CONSIGNE A: Dans l'extrait sur la traduction et la lecture, combien de lectures distinctes du texte original le traducteur interrogé le 9 juin 2001 fait-il avant de traduire ?

Nous avons dit, montré et analysé que Julio Cortázar était un traducteur. Il est temps d’expliquer que cela a une importance capitale pour sa conception de la lecture. Nous avons vu au travers de l’analyse de ses traductions littéraires qu’elles étaient le reflet d’une lecture très fine et très poussée du texte original. Nous allons à présent essayer de comprendre pourquoi et comment les problématiques de la lecture et de la traduction se rejoignent. Pour ce faire, nous allons nous pencher sur la démarche de la traduction littéraire à la lumière de la psychologie cognitive de l’attention.
Commençons par remarquer que tous les traducteurs ont une manière de travailler qui leur est propre : il n’y a pas de démarche standard. Pourtant, nous allons voir que beaucoup d’entre eux soulignent l’importance capitale de la lecture dans l’acte de traduction. Nous prenons trois exemples de traducteurs rapportant leur démarche : Laure Bataillon, Philippe Bataillon, son époux (tous deux traducteurs de l’espagnol vers le français) et Ros Schwartz (traductrice du français vers l’anglais). La première écrit :
‘Opérations successives que représente une traduction :Le mot « lecture » ou « relecture » apparaît déjà 6 fois dans ce texte, mais il faut aussi le voir sous « encadrer les mots », « marquer d’un trait », « encadrer les passages » et sous « vérification du texte » : il s’agit là de relectures le crayon à la main, mais ce n’en sont pas moins des lectures. Il semble ainsi que, pour traduire, tout passe par et se passe dans la lecture, qui intervient à toutes les étapes.
Concentrons-nous à présent sur l’étape du processus qui précède le premier jet, grâce à ces informations recueillies lors d’un entretien avec M. Philipe Bataillon, le 9 juin 2001. Avant de traduire un texte, il nous a dit procéder à trois lectures distinctes du texte original. La première est une lecture rapide, une lecture du mouvement et du plaisir. Dans la seconde lecture, il repère des structures : oppositions ou similitudes entre divers passages, relations logiques, formules rituelles, etc. ; ces repérages font l’objet de fiches de références, notamment pour les expressions qui se répètent dans le texte. Enfin, la troisième lecture est une lecture du mot, une lecture crayon en main afin d’essayer de repérer les difficultés précises qu’il rencontrera en traduisant. 428
Nous soulignons le fait qu’une lecture de plaisir semble nécessaire avant toute traduction : le souvenir de ce plaisir, de sa qualité littéraire, constituera le plus souvent la base des choix du traducteur. Il est intéressant aussi de remarquer que dans les deux lectures suivantes, il y a une orientation volontaire de l’attention : les points relevés seront très souvent ceux qui demanderont le plus d’effort ou de finesse pour être traduits.

CONSIGNE B: Parmi les lignes ci-dessous, mettez sous forme de tableau Markdown celles qui commencent à la ligne contenant "y-tick-label: 0.8 xyxy=(31,94,52,109)" et se terminent à celle contenant "y-tick-label: 0.0 xyxy=(31,368,52,383)", sans les lignes vides. Utilisez deux colonnes, « Numéro » et « Contenu ».

LIGNES:

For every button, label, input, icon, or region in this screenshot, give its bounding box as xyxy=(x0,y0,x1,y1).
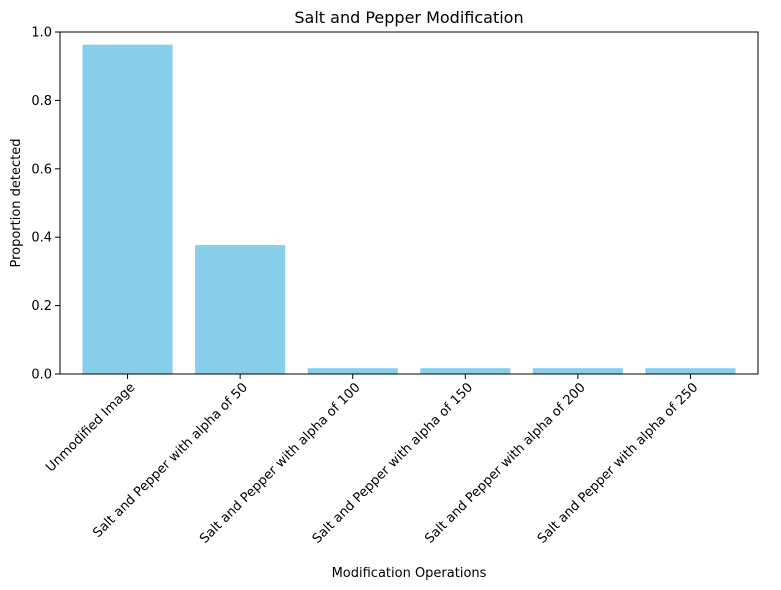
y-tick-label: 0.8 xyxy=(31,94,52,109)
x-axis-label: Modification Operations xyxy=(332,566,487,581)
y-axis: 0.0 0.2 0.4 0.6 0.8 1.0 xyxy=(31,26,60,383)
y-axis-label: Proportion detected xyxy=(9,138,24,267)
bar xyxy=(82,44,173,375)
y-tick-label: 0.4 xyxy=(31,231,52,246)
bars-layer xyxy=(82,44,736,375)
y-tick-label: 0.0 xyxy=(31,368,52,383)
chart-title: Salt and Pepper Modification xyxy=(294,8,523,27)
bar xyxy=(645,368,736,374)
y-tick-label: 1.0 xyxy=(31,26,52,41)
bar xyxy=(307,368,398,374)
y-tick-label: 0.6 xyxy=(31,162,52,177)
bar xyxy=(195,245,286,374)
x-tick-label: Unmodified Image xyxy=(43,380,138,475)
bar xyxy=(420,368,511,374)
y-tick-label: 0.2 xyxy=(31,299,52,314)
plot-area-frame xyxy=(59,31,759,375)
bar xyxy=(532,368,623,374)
--
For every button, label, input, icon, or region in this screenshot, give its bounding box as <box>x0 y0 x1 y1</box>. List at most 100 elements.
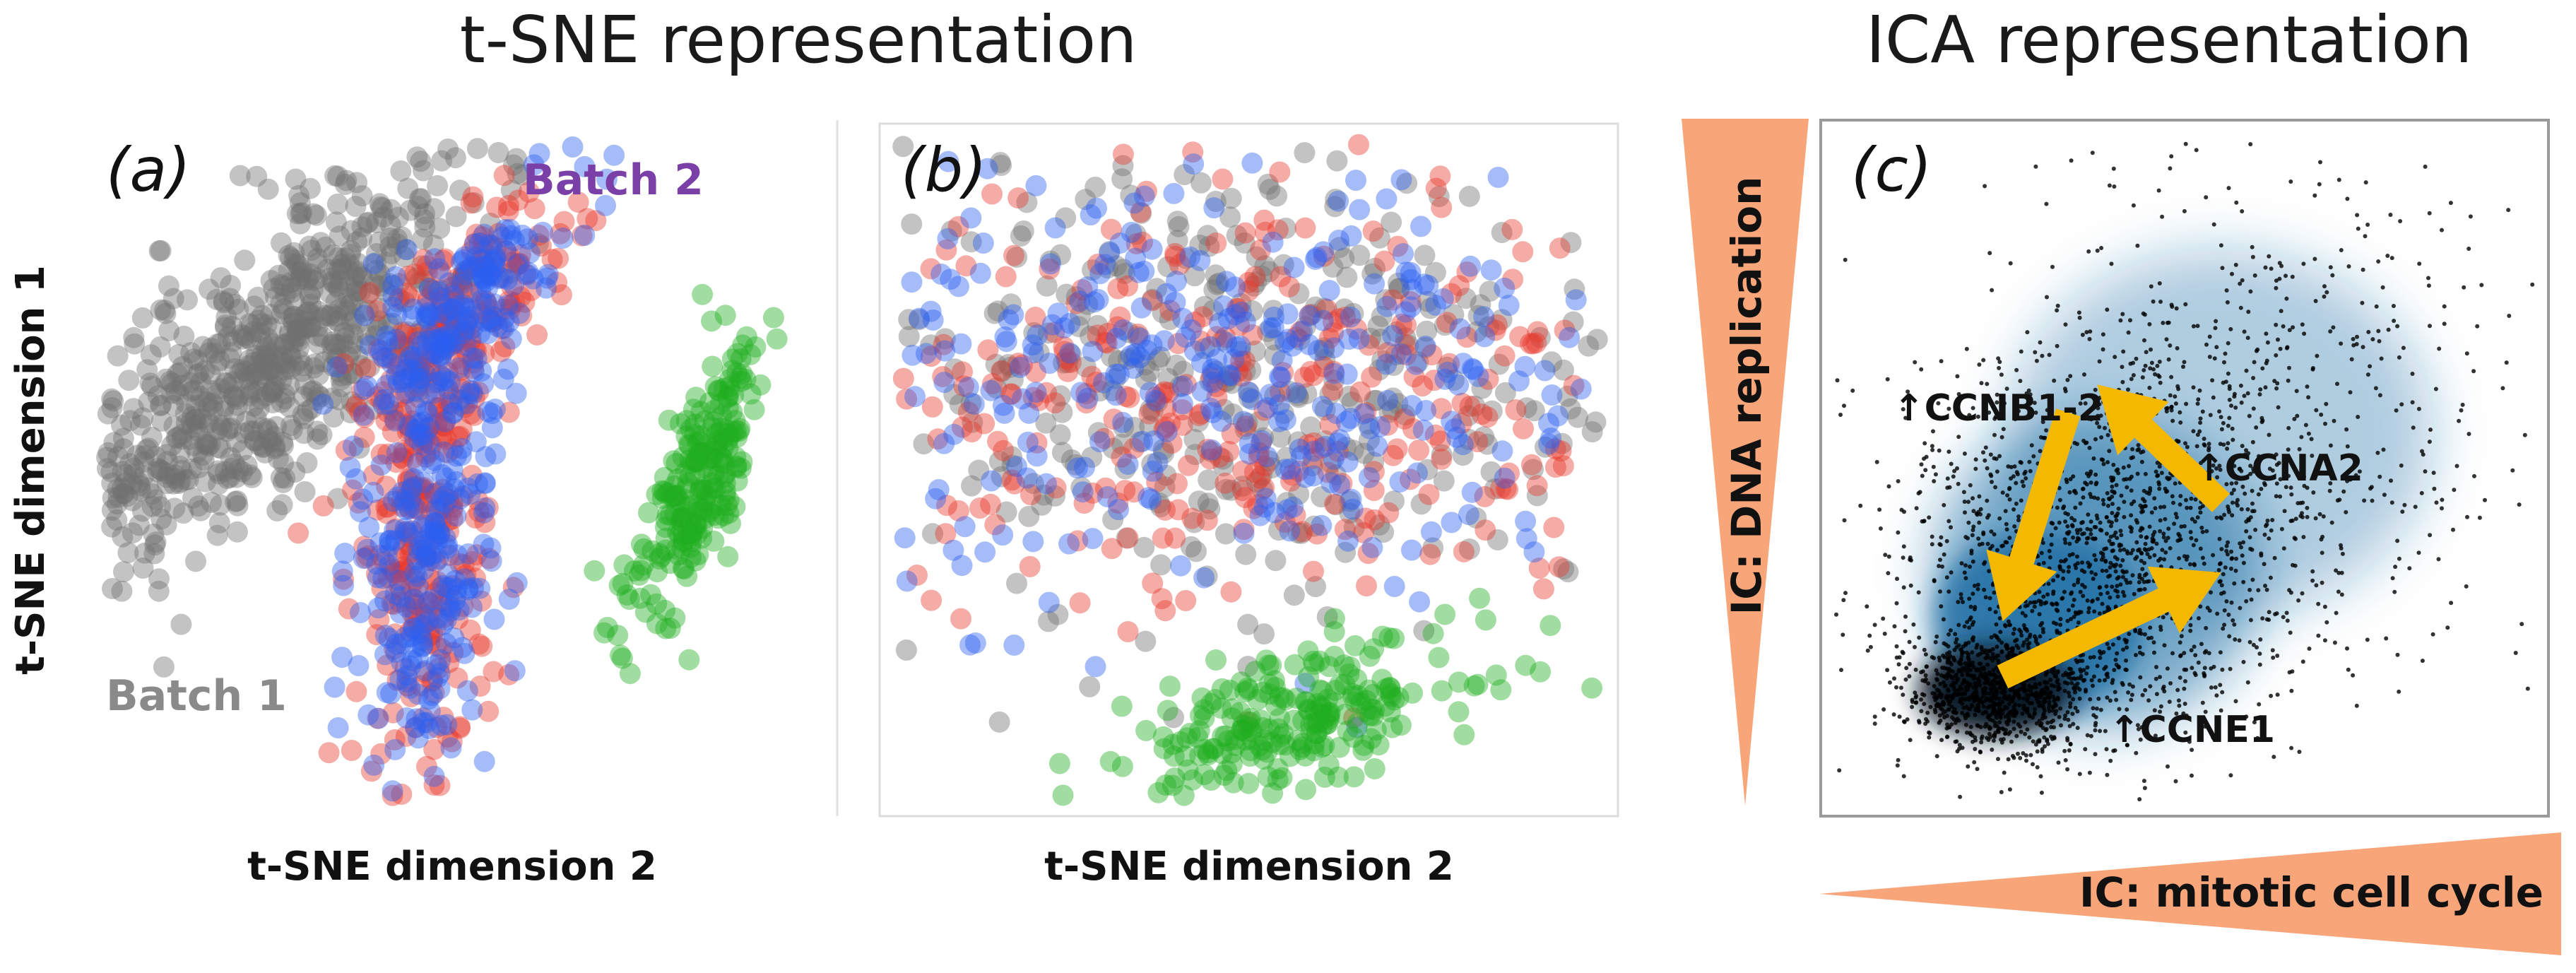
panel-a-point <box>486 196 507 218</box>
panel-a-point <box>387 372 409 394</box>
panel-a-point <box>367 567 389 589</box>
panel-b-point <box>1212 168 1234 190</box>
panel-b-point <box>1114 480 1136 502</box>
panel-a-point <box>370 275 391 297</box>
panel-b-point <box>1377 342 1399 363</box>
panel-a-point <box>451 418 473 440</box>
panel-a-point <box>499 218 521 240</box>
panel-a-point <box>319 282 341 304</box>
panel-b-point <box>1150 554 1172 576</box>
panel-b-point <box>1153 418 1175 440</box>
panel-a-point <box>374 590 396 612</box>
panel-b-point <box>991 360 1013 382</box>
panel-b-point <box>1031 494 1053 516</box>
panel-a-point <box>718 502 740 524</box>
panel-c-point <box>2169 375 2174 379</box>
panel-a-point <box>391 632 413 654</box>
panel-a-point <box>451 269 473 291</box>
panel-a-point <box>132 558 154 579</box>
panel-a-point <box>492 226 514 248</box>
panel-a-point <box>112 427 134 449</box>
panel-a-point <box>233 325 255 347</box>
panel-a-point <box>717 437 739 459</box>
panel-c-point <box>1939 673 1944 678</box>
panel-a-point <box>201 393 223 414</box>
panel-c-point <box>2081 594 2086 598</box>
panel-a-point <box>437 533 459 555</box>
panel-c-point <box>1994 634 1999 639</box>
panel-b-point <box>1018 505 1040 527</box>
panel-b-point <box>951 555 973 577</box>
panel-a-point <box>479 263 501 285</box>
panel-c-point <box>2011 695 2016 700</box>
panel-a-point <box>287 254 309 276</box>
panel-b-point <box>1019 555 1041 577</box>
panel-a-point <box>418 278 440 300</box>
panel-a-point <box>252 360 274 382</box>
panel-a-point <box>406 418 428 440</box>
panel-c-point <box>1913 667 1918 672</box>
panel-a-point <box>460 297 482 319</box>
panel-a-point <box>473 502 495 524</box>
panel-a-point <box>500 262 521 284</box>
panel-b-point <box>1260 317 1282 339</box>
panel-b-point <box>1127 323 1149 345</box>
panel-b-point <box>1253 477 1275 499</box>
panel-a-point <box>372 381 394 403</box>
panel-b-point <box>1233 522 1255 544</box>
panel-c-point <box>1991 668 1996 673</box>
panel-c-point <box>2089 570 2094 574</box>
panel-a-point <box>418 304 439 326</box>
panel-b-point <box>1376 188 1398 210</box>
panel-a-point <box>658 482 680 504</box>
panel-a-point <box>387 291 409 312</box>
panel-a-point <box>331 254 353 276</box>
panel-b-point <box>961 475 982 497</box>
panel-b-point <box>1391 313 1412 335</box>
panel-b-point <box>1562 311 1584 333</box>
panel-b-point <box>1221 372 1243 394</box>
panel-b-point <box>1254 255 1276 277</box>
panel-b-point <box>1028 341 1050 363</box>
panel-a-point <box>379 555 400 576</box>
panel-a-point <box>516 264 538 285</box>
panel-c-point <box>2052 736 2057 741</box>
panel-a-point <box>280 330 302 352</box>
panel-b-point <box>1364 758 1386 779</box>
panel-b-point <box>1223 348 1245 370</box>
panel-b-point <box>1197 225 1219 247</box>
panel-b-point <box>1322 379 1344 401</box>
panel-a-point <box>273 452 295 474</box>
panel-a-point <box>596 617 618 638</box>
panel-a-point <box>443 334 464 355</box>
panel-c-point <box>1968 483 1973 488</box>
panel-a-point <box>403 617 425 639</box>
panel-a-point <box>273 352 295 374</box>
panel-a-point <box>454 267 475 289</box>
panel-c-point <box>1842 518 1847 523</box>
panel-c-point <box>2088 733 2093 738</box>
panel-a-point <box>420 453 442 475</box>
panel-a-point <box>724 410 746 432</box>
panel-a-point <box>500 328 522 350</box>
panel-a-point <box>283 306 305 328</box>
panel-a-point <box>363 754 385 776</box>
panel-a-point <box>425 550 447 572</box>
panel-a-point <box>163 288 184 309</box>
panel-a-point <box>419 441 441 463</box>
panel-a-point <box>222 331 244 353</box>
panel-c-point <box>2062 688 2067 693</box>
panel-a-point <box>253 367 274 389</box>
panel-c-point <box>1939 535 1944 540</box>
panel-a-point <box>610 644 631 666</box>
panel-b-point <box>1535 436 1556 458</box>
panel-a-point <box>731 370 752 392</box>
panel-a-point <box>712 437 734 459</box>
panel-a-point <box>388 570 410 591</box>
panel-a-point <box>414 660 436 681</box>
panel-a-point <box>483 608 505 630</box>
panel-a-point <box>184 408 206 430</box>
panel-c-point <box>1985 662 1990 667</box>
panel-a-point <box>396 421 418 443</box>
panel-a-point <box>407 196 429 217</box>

RÉPONSE RÉDIGÉE A: Il fait trois lectures distinctes du texte original.

RÉPONSE RÉDIGÉE B:
| Numéro | Contenu |
|---|---|
| 1 | y-tick-label: 0.8 xyxy=(31,94,52,109) |
| 2 | x-axis-label: Modification Operations xyxy=(332,566,487,581) |
| 3 | y-axis: 0.0 0.2 0.4 0.6 0.8 1.0 xyxy=(31,26,60,383) |
| 4 | y-axis-label: Proportion detected xyxy=(9,138,24,267) |
| 5 | bar xyxy=(82,44,173,375) |
| 6 | y-tick-label: 0.4 xyxy=(31,231,52,246) |
| 7 | bars-layer xyxy=(82,44,736,375) |
| 8 | y-tick-label: 0.0 xyxy=(31,368,52,383) |